Requirement: Find each line holding the word "States" and give the number of such lines, nothing else.

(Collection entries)
** start **

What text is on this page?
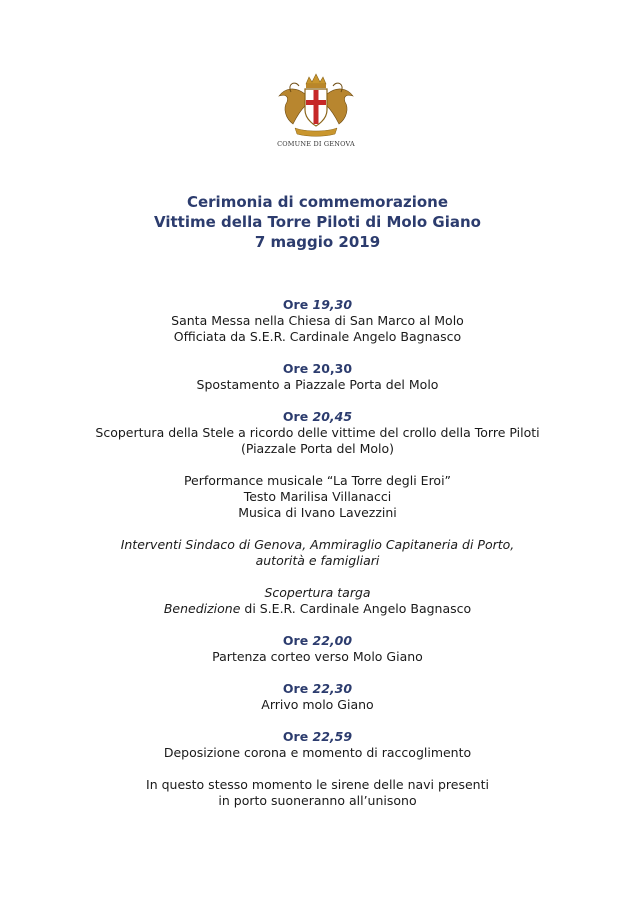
COMUNE DI GENOVA
Cerimonia di commemorazione
Vittime della Torre Piloti di Molo Giano
7 maggio 2019

Ore 19,30

Santa Messa nella Chiesa di San Marco al Molo

Officiata da S.E.R. Cardinale Angelo Bagnasco

Ore 20,30

Spostamento a Piazzale Porta del Molo

Ore 20,45

Scopertura della Stele a ricordo delle vittime del crollo della Torre Piloti

(Piazzale Porta del Molo)

Performance musicale “La Torre degli Eroi”

Testo Marilisa Villanacci

Musica di Ivano Lavezzini

Interventi Sindaco di Genova, Ammiraglio Capitaneria di Porto,

autorità e famigliari

Scopertura targa

Benedizione di S.E.R. Cardinale Angelo Bagnasco

Ore 22,00

Partenza corteo verso Molo Giano

Ore 22,30

Arrivo molo Giano

Ore 22,59

Deposizione corona e momento di raccoglimento

In questo stesso momento le sirene delle navi presenti

in porto suoneranno all’unisono
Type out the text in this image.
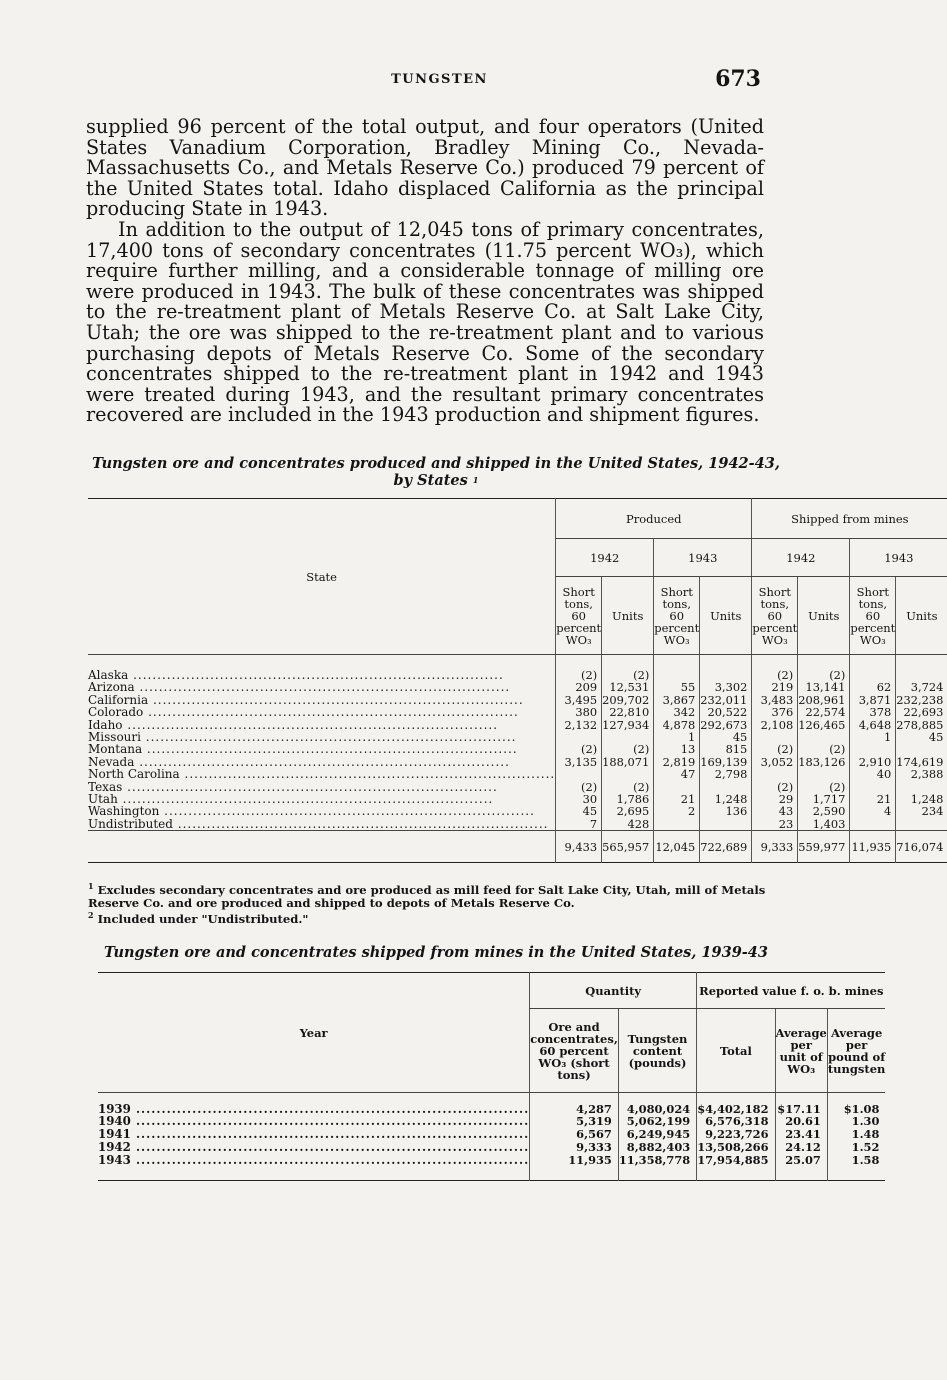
TUNGSTEN	673

supplied 96 percent of the total output, and four operators (United States Vanadium Corporation, Bradley Mining Co., Nevada-Massachusetts Co., and Metals Reserve Co.) produced 79 percent of the United States total. Idaho displaced California as the principal producing State in 1943.

In addition to the output of 12,045 tons of primary concentrates, 17,400 tons of secondary concentrates (11.75 percent WO₃), which require further milling, and a considerable tonnage of milling ore were produced in 1943. The bulk of these concentrates was shipped to the re-treatment plant of Metals Reserve Co. at Salt Lake City, Utah; the ore was shipped to the re-treatment plant and to various purchasing depots of Metals Reserve Co. Some of the secondary concentrates shipped to the re-treatment plant in 1942 and 1943 were treated during 1943, and the resultant primary concentrates recovered are included in the 1943 production and shipment figures.

Tungsten ore and concentrates produced and shipped in the United States, 1942-43,
by States $^1$
State	Produced				Shipped from mines			
	1942		1943		1942		1943	
	Short tons, 60 percent WO₃	Units	Short tons, 60 percent WO₃	Units	Short tons, 60 percent WO₃	Units	Short tons, 60 percent WO₃	Units

Alaska .....	(2)	(2)			(2)	(2)		
Arizona .....	209	12,531	55	3,302	219	13,141	62	3,724
California .....	3,495	209,702	3,867	232,011	3,483	208,961	3,871	232,238
Colorado .....	380	22,810	342	20,522	376	22,574	378	22,693
Idaho .....	2,132	127,934	4,878	292,673	2,108	126,465	4,648	278,885
Missouri .....			1	45			1	45
Montana .....	(2)	(2)	13	815	(2)	(2)		
Nevada .....	3,135	188,071	2,819	169,139	3,052	183,126	2,910	174,619
North Carolina .....			47	2,798			40	2,388
Texas .....	(2)	(2)			(2)	(2)		
Utah .....	30	1,786	21	1,248	29	1,717	21	1,248
Washington .....	45	2,695	2	136	43	2,590	4	234
Undistributed .....	7	428			23	1,403		
	9,433	565,957	12,045	722,689	9,333	559,977	11,935	716,074
$^1$ Excludes secondary concentrates and ore produced as mill feed for Salt Lake City, Utah, mill of Metals Reserve Co. and ore produced and shipped to depots of Metals Reserve Co.
$^2$ Included under "Undistributed."
Tungsten ore and concentrates shipped from mines in the United States, 1939-43
Year	Quantity		Reported value f. o. b. mines		
	Ore and concentrates, 60 percent WO₃ (short tons)	Tungsten content (pounds)	Total	Average per unit of WO₃	Average per pound of tungsten

1939 .....	4,287	4,080,024	$4,402,182	$17.11	$1.08
1940 .....	5,319	5,062,199	6,576,318	20.61	1.30
1941 .....	6,567	6,249,945	9,223,726	23.41	1.48
1942 .....	9,333	8,882,403	13,508,266	24.12	1.52
1943 .....	11,935	11,358,778	17,954,885	25.07	1.58
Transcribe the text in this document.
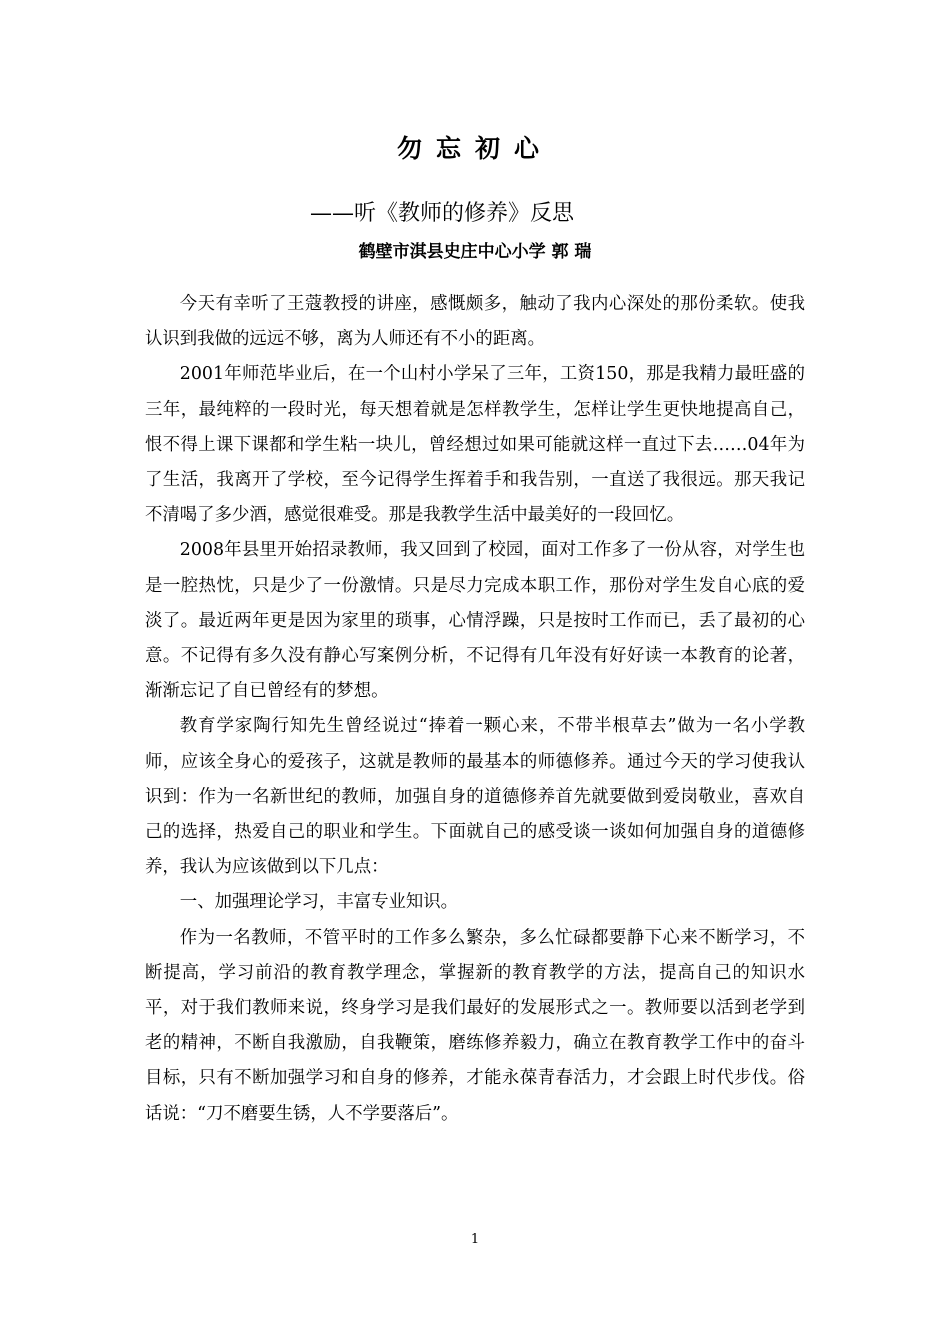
勿忘初心
——听《教师的修养》反思
鹤壁市淇县史庄中心小学 郭 瑞

今天有幸听了王蔻教授的讲座，感慨颇多，触动了我内心深处的那份柔软。使我认识到我做的远远不够，离为人师还有不小的距离。

2001年师范毕业后，在一个山村小学呆了三年，工资150，那是我精力最旺盛的三年，最纯粹的一段时光，每天想着就是怎样教学生，怎样让学生更快地提高自己，恨不得上课下课都和学生粘一块儿，曾经想过如果可能就这样一直过下去……04年为了生活，我离开了学校，至今记得学生挥着手和我告别，一直送了我很远。那天我记不清喝了多少酒，感觉很难受。那是我教学生活中最美好的一段回忆。

2008年县里开始招录教师，我又回到了校园，面对工作多了一份从容，对学生也是一腔热忱，只是少了一份激情。只是尽力完成本职工作，那份对学生发自心底的爱淡了。最近两年更是因为家里的琐事，心情浮躁，只是按时工作而已，丢了最初的心意。不记得有多久没有静心写案例分析，不记得有几年没有好好读一本教育的论著，渐渐忘记了自已曾经有的梦想。

教育学家陶行知先生曾经说过“捧着一颗心来，不带半根草去”做为一名小学教师，应该全身心的爱孩子，这就是教师的最基本的师德修养。通过今天的学习使我认识到：作为一名新世纪的教师，加强自身的道德修养首先就要做到爱岗敬业，喜欢自己的选择，热爱自己的职业和学生。下面就自己的感受谈一谈如何加强自身的道德修养，我认为应该做到以下几点：

一、加强理论学习，丰富专业知识。

作为一名教师，不管平时的工作多么繁杂，多么忙碌都要静下心来不断学习，不断提高，学习前沿的教育教学理念，掌握新的教育教学的方法，提高自己的知识水平，对于我们教师来说，终身学习是我们最好的发展形式之一。教师要以活到老学到老的精神，不断自我激励，自我鞭策，磨练修养毅力，确立在教育教学工作中的奋斗目标，只有不断加强学习和自身的修养，才能永葆青春活力，才会跟上时代步伐。俗话说：“刀不磨要生锈，人不学要落后”。

1
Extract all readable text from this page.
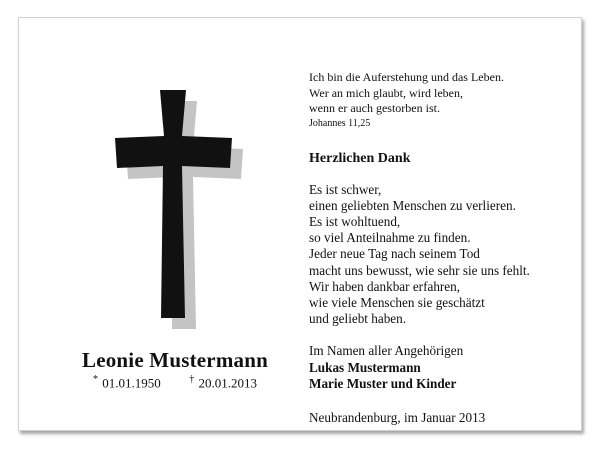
Leonie Mustermann
* 01.01.1950	† 20.01.2013
Ich bin die Auferstehung und das Leben.
Wer an mich glaubt, wird leben,
wenn er auch gestorben ist.
Johannes 11,25
Herzlichen Dank
Es ist schwer,
einen geliebten Menschen zu verlieren.
Es ist wohltuend,
so viel Anteilnahme zu finden.
Jeder neue Tag nach seinem Tod
macht uns bewusst, wie sehr sie uns fehlt.
Wir haben dankbar erfahren,
wie viele Menschen sie geschätzt
und geliebt haben.
Im Namen aller Angehörigen
Lukas Mustermann
Marie Muster und Kinder
Neubrandenburg, im Januar 2013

** end **

Solution to this task: 4